▸ Goal
Identify all lines below that hold "JSON" and collect them.

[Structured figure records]
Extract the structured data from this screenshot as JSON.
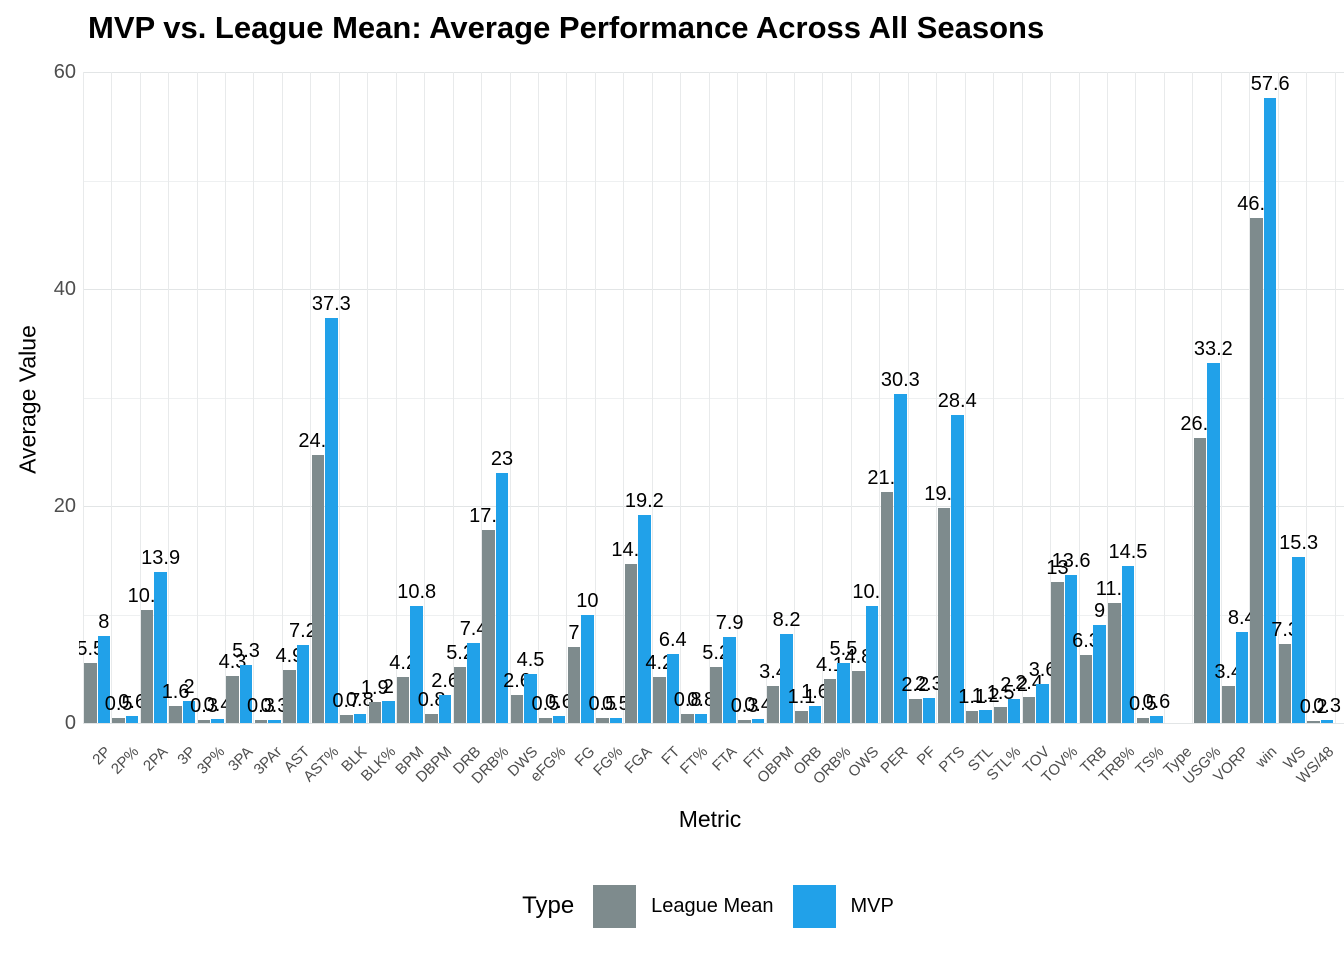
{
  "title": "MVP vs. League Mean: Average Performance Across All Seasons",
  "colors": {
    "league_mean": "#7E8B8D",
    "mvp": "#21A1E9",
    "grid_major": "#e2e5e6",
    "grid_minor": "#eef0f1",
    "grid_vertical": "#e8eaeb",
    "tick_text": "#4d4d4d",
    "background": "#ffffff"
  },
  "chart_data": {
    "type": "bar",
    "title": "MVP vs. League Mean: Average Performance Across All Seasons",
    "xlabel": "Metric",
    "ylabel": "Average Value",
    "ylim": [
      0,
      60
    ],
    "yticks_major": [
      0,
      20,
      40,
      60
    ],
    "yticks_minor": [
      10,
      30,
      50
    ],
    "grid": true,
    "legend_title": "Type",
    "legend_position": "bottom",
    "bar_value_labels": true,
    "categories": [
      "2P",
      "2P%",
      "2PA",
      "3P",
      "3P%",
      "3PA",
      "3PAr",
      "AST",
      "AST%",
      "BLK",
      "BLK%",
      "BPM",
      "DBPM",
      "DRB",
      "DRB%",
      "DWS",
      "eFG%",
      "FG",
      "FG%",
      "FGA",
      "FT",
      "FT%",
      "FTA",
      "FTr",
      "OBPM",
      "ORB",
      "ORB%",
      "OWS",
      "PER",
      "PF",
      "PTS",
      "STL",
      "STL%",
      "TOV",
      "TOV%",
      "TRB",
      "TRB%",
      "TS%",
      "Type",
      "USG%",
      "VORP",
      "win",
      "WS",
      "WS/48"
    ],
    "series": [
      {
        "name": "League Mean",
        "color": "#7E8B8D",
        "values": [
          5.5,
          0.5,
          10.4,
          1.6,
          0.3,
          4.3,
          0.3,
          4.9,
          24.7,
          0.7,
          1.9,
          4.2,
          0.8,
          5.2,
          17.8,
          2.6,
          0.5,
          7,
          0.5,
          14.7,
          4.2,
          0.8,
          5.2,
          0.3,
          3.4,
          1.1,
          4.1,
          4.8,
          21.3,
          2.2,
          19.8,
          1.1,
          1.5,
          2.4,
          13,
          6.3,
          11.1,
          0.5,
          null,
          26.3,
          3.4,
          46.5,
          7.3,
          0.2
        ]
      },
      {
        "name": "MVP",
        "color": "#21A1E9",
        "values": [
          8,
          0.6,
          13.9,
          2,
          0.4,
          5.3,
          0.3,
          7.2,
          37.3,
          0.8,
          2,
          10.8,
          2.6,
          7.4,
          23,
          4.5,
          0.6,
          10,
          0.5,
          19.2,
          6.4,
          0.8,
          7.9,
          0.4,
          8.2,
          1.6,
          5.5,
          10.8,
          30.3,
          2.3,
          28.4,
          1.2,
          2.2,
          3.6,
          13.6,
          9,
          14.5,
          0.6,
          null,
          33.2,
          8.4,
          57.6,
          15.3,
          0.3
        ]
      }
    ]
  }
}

* * *

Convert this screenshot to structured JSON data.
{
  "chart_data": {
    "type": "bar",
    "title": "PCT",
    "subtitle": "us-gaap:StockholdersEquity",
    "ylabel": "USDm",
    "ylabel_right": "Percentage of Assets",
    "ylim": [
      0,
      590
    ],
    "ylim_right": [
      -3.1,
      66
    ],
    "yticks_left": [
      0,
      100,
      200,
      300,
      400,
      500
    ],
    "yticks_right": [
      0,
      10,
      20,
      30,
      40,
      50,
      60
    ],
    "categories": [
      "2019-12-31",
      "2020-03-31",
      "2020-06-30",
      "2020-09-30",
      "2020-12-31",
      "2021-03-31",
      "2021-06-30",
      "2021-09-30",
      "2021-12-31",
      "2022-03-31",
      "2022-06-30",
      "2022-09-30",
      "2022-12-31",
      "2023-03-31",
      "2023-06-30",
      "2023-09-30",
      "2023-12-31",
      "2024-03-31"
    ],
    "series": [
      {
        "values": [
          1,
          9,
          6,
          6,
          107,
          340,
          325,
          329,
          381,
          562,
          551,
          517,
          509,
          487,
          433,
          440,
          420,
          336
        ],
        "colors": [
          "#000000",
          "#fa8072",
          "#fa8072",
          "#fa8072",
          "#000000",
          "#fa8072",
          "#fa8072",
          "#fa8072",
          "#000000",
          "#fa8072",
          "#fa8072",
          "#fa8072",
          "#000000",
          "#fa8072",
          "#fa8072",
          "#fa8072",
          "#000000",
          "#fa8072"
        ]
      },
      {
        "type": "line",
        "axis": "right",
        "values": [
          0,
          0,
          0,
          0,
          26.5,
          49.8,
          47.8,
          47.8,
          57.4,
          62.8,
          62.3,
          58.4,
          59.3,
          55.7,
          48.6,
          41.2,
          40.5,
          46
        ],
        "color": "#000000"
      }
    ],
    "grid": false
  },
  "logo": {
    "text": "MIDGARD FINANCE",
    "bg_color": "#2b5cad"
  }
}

▸ Finished task
Extract the structured data from this screenshot as JSON.
Convert this screenshot to structured JSON data.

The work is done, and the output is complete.